# start of Task data
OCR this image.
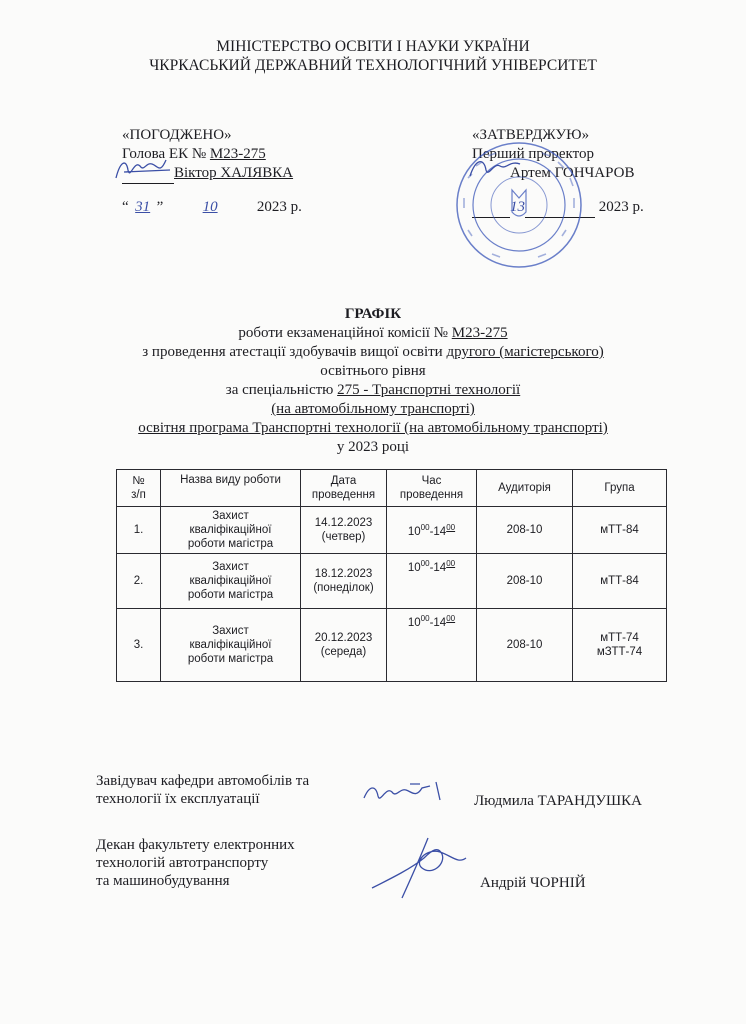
МІНІСТЕРСТВО ОСВІТИ І НАУКИ УКРАЇНИ
ЧКРКАСЬКИЙ ДЕРЖАВНИЙ ТЕХНОЛОГІЧНИЙ УНІВЕРСИТЕТ
«ПОГОДЖЕНО»
Голова ЕК № М23-275
Віктор ХАЛЯВКА
“ 31 ”	10	2023 р.
«ЗАТВЕРДЖУЮ»
Перший проректор
Артем ГОНЧАРОВ
13	2023 р.
ГРАФІК
роботи екзаменаційної комісії № М23-275
з проведення атестації здобувачів вищої освіти другого (магістерського)
освітнього рівня
за спеціальністю 275 - Транспортні технології
(на автомобільному транспорті)
освітня програма Транспортні технології (на автомобільному транспорті)
у 2023 році
№
з/п	Назва виду роботи	Дата
проведення	Час
проведення	Аудиторія	Група
1.	Захист
кваліфікаційної
роботи магістра	14.12.2023
(четвер)	$10^{00}-14^{00}$	208-10	мТТ-84
2.	Захист
кваліфікаційної
роботи магістра	18.12.2023
(понеділок)	$10^{00}-14^{00}$	208-10	мТТ-84
3.	Захист
кваліфікаційної
роботи магістра	20.12.2023
(середа)	$10^{00}-14^{00}$	208-10	мТТ-74
мЗТТ-74
Завідувач кафедри автомобілів та
технології їх експлуатації	Людмила ТАРАНДУШКА
Декан факультету електронних
технологій автотранспорту
та машинобудування	Андрій ЧОРНІЙ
# end of Task data
* Do this *
Keep the pictures out of the copy and return the rest of the data above exactly.

* Exercise response *
OCR this image.
МІНІСТЕРСТВО ОСВІТИ І НАУКИ УКРАЇНИ
ЧКРКАСЬКИЙ ДЕРЖАВНИЙ ТЕХНОЛОГІЧНИЙ УНІВЕРСИТЕТ
«ПОГОДЖЕНО»
Голова ЕК № М23-275
Віктор ХАЛЯВКА
“ 31 ”	10	2023 р.
«ЗАТВЕРДЖУЮ»
Перший проректор
Артем ГОНЧАРОВ
13	2023 р.
ГРАФІК
роботи екзаменаційної комісії № М23-275
з проведення атестації здобувачів вищої освіти другого (магістерського)
освітнього рівня
за спеціальністю 275 - Транспортні технології
(на автомобільному транспорті)
освітня програма Транспортні технології (на автомобільному транспорті)
у 2023 році
№
з/п	Назва виду роботи	Дата
проведення	Час
проведення	Аудиторія	Група
1.	Захист
кваліфікаційної
роботи магістра	14.12.2023
(четвер)	$10^{00}-14^{00}$	208-10	мТТ-84
2.	Захист
кваліфікаційної
роботи магістра	18.12.2023
(понеділок)	$10^{00}-14^{00}$	208-10	мТТ-84
3.	Захист
кваліфікаційної
роботи магістра	20.12.2023
(середа)	$10^{00}-14^{00}$	208-10	мТТ-74
мЗТТ-74
Завідувач кафедри автомобілів та
технології їх експлуатації	Людмила ТАРАНДУШКА
Декан факультету електронних
технологій автотранспорту
та машинобудування	Андрій ЧОРНІЙ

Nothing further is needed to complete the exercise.